>> START DOCUMENT SEGMENT

Lesson 16

Features of Trigonometric Graphs (Part 2)

  • Let's explore a trigonometric function modeling a situation.

Problem 1

A wheel rotates three times per second in a counterclockwise direction. The center of the wheel does not move.

What angle does the point \(P\) rotate through in one second?

circle divided into 12 equivalent sections. point p on circumference.
A:

\(\frac{2\pi}{3}\) radians

B:

\(2\pi\) radians

C:

\(3\pi\) radians

D:

\(6\pi\) radians

Problem 2

A bicycle wheel is spinning in place. The vertical position of a point on the wheel, in inches, is described by the function \(f(t) = 13.5\sin(5 \boldcdot 2\pi t) + 20\). Time \(t\) is measured in seconds.

  1. What is the meaning of 13.5 in this context?
  2. What is the meaning of 5 in this context?
  3. What is the meaning of 20 in this context?

Problem 3

Each expression describes the vertical position, in feet off the ground, of a carriage on a Ferris wheel after \(t\) minutes. Which function describes the largest Ferris wheel?

A:

\(100 \sin\left(\frac{2\pi t}{20}\right) + 110\)

B:

\(100 \sin\left(\frac{2\pi t}{30}\right) + 110\)

C:

\(200 \sin\left(\frac{2\pi t}{30}\right) + 210\)

>> END DOCUMENT SEGMENT
>> START RECORDED INFORMATION

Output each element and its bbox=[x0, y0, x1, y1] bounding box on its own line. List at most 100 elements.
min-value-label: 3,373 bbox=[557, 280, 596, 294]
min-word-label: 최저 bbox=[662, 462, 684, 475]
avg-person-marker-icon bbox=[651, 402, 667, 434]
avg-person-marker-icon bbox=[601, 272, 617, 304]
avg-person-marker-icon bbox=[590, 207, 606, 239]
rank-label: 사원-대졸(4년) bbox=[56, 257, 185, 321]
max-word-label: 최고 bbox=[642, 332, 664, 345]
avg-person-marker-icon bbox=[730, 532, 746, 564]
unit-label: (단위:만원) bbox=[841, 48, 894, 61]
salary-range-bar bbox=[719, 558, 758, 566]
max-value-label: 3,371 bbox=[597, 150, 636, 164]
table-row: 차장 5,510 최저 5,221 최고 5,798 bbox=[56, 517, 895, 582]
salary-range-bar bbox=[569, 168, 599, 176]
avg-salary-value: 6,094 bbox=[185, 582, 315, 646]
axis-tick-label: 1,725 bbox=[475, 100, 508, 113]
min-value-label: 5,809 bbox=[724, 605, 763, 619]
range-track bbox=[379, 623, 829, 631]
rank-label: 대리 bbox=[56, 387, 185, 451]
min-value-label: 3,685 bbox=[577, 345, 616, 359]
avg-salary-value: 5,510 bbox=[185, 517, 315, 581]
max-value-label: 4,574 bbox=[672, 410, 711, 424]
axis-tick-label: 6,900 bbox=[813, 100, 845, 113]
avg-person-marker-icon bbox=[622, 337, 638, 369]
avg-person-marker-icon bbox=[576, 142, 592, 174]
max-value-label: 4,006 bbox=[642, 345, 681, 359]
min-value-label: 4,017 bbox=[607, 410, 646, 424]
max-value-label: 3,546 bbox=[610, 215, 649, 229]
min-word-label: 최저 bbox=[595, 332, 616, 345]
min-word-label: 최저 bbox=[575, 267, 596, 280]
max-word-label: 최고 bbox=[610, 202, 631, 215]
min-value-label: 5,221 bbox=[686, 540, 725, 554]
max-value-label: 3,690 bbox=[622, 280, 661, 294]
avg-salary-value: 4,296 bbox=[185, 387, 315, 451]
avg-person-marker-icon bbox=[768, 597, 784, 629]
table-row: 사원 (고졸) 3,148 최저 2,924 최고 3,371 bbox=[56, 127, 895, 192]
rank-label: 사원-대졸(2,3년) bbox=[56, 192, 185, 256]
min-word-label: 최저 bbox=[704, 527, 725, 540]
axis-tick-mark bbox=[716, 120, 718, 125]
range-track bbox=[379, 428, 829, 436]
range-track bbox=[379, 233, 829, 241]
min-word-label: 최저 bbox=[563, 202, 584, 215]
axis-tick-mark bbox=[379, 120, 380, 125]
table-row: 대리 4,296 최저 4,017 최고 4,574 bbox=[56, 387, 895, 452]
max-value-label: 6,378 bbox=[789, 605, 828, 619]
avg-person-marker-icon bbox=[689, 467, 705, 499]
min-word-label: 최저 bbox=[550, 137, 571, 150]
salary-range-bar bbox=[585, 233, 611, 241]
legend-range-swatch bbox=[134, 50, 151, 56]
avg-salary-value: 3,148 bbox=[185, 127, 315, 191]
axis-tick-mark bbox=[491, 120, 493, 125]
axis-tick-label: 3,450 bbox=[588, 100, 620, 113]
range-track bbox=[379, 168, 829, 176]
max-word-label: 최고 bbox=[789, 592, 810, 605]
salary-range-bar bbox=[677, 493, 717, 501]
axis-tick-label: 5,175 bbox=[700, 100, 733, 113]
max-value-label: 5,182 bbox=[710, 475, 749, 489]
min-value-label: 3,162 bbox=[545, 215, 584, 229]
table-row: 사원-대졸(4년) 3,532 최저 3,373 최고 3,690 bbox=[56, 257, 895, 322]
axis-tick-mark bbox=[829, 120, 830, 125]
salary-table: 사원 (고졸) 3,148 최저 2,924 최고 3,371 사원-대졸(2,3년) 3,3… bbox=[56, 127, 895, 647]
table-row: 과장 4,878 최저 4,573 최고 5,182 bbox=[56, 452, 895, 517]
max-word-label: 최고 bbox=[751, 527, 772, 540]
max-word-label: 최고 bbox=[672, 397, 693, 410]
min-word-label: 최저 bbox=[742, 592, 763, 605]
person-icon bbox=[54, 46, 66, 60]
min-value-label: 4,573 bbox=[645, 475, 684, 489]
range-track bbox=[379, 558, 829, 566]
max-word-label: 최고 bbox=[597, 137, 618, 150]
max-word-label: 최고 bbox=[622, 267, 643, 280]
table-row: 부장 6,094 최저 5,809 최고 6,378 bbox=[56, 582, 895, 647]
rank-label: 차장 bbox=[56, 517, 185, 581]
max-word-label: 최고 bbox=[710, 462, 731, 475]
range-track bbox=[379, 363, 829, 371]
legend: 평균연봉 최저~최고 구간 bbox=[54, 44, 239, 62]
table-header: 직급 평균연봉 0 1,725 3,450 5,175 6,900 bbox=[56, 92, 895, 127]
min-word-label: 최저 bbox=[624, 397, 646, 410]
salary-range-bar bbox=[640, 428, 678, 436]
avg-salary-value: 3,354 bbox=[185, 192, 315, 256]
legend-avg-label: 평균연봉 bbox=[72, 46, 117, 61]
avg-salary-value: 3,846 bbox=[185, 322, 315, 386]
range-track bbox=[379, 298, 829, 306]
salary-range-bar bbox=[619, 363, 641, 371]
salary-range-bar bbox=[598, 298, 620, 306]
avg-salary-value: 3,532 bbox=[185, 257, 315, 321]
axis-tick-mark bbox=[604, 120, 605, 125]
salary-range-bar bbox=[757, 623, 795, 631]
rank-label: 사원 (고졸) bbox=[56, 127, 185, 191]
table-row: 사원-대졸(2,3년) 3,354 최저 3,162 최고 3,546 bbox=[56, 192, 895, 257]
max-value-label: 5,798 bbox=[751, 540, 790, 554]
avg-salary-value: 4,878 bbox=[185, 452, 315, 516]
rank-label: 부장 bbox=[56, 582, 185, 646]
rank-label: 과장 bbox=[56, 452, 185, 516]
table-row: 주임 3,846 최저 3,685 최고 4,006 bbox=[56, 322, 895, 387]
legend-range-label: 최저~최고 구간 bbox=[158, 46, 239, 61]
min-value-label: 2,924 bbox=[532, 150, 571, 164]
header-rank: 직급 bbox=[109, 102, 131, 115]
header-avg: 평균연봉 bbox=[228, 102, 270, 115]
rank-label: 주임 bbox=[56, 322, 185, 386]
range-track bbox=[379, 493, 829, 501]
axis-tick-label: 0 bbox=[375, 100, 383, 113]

>> END RECORDED INFORMATION

WRITTEN EXERCISE 1 —
In the lesson on trigonometric graphs, how many times per second does the wheel in Problem 1 rotate?
WRITTEN EXERCISE 2 —
Revise the lesson on trigonometric graphs: write out everything from "Each expression describes" down to "largest Ferris wheel?", changing "Ferris wheel" to "observation wheel".

ANSWER 1 —
Three times per second.

ANSWER 2 —
Each expression describes the vertical position, in feet off the ground, of a carriage on a observation wheel after \(t\) minutes. Which function describes the largest observation wheel?